[Collected data entries]
□ □ □ □ □

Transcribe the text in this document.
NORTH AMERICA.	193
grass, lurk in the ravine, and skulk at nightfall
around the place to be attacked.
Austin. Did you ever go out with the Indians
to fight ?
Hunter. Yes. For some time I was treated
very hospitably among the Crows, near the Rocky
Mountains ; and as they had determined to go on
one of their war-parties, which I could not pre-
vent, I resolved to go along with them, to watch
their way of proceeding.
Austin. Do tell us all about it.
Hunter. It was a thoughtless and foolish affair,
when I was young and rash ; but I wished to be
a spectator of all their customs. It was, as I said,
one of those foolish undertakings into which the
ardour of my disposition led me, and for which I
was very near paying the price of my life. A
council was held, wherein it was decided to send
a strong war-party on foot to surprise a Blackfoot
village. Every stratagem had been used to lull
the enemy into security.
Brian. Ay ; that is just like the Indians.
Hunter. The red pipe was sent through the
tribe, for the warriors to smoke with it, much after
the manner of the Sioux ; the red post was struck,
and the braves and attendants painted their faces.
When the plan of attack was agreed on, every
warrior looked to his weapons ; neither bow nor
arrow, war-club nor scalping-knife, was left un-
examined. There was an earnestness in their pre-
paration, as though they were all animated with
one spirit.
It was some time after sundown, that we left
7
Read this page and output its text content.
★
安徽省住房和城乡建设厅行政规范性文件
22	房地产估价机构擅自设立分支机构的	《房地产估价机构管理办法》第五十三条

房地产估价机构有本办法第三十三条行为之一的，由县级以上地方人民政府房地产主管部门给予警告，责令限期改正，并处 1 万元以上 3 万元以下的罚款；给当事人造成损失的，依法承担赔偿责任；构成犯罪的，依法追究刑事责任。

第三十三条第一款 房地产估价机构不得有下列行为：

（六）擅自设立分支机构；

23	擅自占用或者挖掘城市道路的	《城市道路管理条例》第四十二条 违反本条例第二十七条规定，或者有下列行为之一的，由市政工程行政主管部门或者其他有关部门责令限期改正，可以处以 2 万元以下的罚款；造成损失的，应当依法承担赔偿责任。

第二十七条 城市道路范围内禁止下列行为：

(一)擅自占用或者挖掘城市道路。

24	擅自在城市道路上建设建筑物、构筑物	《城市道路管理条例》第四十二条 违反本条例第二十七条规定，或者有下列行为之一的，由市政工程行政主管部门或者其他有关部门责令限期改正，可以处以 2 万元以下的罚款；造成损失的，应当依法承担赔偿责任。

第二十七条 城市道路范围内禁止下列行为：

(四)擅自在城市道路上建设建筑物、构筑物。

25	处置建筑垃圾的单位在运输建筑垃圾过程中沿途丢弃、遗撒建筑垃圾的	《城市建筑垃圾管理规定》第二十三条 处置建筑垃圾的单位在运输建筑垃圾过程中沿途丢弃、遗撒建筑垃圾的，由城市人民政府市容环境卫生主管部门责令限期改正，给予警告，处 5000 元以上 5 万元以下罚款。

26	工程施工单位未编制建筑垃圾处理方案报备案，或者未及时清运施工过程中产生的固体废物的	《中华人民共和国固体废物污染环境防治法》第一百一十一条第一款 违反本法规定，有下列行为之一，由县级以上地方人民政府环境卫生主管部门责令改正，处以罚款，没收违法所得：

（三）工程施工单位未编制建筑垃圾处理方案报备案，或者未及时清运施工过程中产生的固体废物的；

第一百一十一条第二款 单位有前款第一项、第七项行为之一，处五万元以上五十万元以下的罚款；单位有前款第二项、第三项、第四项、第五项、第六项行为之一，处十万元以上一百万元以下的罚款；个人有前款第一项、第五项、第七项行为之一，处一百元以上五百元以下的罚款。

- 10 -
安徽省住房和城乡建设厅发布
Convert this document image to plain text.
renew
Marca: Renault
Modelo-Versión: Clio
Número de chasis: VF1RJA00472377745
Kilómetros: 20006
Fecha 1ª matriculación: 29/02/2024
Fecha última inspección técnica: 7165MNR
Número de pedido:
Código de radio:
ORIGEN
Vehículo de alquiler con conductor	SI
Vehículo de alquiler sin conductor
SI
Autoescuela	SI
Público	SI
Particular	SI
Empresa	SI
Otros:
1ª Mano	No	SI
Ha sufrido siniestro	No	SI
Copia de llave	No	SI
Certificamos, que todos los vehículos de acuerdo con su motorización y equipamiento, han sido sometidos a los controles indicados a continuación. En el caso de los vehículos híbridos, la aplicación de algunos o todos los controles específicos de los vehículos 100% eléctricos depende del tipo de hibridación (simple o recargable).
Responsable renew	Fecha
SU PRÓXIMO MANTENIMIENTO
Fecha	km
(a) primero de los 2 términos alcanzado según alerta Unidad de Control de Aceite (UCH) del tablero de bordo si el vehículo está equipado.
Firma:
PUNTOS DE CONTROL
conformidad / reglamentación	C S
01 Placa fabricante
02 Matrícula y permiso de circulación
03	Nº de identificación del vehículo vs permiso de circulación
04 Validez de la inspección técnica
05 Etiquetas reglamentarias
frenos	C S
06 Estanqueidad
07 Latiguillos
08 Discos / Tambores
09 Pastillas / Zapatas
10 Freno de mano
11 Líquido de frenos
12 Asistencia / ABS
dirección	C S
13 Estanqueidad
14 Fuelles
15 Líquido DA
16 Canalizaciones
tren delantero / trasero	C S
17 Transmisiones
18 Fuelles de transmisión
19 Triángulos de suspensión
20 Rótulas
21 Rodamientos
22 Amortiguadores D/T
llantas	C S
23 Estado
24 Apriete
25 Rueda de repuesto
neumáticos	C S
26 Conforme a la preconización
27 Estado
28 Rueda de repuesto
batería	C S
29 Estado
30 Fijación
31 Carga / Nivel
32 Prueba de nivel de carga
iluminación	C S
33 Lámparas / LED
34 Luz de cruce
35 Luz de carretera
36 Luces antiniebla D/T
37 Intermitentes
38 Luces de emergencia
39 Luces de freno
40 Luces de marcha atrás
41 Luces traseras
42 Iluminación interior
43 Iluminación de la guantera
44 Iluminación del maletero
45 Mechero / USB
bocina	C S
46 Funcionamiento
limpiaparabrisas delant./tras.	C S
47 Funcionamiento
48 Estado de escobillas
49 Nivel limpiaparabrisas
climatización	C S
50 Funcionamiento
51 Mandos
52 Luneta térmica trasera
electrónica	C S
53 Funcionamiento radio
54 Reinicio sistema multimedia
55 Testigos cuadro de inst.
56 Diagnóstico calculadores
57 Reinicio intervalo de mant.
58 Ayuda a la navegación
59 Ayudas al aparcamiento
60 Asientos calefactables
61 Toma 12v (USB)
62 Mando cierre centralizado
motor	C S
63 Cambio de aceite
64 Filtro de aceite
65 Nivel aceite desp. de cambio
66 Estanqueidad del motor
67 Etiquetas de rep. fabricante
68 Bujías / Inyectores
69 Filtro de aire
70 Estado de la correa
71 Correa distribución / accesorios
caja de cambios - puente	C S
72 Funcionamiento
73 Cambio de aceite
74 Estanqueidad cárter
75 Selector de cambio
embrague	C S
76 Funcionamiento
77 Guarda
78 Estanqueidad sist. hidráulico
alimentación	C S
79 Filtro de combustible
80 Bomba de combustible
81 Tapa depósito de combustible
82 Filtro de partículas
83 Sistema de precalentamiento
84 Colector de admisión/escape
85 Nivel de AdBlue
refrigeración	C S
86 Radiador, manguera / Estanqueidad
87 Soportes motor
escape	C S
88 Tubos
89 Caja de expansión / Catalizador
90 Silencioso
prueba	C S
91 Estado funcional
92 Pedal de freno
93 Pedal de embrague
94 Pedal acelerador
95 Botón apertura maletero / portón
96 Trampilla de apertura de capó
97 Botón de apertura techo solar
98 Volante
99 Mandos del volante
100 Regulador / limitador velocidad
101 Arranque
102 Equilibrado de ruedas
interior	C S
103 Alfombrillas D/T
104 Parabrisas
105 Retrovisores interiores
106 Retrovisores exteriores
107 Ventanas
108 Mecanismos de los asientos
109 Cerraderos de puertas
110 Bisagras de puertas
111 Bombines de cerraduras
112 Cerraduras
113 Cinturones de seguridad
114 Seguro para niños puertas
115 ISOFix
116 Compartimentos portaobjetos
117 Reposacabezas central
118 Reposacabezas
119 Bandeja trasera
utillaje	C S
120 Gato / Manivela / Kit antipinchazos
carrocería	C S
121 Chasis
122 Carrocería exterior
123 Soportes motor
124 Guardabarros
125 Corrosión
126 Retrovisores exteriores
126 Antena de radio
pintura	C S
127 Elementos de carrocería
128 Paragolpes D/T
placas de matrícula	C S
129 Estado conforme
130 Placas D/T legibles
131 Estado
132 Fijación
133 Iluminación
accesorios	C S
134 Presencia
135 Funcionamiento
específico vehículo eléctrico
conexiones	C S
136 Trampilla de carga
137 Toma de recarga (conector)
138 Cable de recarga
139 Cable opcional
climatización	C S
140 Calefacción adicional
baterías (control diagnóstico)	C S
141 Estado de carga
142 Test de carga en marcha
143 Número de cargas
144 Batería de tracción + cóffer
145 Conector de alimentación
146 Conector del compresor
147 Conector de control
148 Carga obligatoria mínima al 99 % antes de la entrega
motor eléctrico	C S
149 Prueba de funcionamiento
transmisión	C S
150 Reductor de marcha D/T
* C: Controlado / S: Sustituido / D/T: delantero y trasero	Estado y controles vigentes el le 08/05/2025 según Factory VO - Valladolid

□ □ □ □ □

### Directions for this task
Scan the records for the string "they". Copy each line in which it appears.

### Result
Mountains ; and as they had determined to go on
paration, as though they were all animated with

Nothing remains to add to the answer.